• **Set problem**: Identify the lines that contain the word "sıkıyor" and copy each one.

• **Task data**:
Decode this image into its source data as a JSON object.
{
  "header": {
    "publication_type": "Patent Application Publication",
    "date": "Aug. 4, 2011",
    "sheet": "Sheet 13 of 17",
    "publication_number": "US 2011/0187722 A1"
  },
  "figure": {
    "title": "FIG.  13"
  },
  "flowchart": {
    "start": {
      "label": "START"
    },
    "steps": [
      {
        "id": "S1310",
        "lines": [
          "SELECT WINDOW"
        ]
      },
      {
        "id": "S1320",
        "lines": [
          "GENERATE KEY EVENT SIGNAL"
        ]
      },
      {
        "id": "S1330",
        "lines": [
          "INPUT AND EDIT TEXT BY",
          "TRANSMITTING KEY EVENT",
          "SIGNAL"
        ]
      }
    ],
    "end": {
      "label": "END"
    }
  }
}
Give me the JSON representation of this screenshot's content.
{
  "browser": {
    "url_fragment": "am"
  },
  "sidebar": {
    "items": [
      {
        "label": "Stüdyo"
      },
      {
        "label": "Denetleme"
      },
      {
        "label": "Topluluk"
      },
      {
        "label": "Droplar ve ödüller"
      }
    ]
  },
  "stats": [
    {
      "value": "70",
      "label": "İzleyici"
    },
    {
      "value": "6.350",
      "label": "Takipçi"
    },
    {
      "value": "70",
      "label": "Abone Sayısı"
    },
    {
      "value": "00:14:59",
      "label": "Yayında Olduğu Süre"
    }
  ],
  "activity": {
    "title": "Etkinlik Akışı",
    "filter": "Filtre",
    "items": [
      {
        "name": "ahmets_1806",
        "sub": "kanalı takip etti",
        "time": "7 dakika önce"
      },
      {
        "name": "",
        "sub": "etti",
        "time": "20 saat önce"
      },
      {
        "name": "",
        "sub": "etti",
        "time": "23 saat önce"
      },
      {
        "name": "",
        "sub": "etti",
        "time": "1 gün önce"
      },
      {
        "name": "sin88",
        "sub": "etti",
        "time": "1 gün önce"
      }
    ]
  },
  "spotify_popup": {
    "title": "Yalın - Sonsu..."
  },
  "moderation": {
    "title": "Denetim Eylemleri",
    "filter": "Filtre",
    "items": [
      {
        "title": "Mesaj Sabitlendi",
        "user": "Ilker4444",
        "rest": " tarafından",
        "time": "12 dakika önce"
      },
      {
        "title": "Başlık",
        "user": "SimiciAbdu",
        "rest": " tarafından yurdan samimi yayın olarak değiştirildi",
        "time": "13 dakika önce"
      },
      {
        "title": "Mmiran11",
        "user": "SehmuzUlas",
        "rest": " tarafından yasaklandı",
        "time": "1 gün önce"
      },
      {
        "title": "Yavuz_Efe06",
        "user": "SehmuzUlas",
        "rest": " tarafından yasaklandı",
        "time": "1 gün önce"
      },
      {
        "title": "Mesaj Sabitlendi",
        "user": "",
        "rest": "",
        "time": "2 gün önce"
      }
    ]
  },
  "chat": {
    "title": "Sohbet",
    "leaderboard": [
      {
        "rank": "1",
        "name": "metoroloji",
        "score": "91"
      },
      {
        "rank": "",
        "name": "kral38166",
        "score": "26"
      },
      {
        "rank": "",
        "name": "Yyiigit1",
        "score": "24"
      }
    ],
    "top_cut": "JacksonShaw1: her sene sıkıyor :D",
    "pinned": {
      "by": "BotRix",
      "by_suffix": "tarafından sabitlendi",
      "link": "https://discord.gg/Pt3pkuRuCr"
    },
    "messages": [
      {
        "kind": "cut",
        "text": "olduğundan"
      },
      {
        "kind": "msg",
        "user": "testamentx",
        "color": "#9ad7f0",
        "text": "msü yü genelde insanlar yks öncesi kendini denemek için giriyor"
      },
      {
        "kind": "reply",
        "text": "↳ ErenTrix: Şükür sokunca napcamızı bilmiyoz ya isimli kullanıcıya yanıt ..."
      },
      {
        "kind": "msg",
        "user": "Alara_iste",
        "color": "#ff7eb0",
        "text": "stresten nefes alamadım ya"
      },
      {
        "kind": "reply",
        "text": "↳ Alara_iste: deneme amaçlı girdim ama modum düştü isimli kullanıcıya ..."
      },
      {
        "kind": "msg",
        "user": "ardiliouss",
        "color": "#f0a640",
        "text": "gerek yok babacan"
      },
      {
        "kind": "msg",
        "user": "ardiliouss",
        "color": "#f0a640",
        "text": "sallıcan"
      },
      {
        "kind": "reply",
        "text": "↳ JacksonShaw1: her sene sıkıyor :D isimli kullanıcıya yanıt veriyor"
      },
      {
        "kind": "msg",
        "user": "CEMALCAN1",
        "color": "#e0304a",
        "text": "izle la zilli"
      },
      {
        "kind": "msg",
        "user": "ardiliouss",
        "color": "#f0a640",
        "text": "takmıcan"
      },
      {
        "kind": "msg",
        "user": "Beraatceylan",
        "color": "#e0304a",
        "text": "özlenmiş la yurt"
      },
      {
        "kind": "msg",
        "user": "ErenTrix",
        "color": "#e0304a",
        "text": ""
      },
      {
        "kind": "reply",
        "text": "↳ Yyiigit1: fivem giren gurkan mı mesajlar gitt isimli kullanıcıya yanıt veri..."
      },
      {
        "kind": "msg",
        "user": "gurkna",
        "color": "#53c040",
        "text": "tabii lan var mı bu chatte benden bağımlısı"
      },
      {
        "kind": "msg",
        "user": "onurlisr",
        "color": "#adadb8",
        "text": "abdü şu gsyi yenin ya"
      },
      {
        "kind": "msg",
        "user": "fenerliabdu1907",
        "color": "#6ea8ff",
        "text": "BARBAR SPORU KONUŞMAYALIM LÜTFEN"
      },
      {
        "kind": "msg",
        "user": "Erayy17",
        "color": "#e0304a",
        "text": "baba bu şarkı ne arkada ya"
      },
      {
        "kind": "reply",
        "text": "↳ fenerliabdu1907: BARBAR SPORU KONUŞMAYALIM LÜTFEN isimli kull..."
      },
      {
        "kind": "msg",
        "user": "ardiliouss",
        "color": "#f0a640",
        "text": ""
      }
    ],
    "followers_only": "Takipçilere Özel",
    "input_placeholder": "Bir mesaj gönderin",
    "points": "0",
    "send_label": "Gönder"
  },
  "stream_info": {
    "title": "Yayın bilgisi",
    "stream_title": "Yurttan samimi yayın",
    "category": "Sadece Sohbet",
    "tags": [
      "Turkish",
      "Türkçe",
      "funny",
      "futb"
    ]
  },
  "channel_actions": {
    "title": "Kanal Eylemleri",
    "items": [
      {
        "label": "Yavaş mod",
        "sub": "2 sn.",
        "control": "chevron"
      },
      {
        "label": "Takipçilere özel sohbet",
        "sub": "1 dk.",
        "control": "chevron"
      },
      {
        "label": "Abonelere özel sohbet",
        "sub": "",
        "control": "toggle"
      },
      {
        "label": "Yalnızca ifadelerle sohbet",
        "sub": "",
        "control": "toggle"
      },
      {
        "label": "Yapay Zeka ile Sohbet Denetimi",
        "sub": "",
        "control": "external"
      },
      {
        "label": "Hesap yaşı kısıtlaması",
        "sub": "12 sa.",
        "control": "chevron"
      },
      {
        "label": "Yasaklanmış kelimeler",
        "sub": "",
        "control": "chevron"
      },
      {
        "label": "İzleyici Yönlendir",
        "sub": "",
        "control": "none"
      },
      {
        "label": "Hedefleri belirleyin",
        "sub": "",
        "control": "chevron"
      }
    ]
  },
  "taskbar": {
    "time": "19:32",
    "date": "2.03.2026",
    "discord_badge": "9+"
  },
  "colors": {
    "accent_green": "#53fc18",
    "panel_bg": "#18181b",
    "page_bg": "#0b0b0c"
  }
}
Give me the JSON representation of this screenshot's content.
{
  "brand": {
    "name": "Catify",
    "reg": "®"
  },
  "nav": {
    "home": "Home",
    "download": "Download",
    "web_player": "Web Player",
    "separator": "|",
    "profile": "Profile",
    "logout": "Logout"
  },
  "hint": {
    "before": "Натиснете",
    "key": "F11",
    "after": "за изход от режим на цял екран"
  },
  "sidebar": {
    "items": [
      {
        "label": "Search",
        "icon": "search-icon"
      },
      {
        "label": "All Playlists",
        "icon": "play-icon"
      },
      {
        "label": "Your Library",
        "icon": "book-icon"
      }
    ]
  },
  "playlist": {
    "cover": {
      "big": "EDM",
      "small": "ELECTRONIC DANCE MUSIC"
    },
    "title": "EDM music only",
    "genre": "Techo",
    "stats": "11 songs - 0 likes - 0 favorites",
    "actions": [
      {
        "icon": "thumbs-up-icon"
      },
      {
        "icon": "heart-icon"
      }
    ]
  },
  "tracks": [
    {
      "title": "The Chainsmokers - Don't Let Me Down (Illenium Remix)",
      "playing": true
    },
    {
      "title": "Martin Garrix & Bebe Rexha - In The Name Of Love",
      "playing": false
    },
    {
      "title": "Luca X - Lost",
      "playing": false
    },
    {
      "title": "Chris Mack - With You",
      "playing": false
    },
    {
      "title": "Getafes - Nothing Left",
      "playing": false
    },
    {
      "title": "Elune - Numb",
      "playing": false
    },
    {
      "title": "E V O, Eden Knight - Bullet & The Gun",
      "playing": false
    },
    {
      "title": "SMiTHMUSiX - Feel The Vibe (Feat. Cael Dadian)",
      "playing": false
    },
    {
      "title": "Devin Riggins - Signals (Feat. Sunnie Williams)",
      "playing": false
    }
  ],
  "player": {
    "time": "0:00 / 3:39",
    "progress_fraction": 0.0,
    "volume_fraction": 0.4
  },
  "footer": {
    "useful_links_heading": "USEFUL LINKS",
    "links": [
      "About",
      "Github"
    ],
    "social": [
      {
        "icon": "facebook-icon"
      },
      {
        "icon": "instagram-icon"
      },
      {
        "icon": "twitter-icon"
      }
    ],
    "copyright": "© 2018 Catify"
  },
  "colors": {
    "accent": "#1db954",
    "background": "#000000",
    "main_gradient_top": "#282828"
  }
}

• **Right answer**:
    "top_cut": "JacksonShaw1: her sene sıkıyor :D",
        "text": "↳ JacksonShaw1: her sene sıkıyor :D isimli kullanıcıya yanıt veriyor"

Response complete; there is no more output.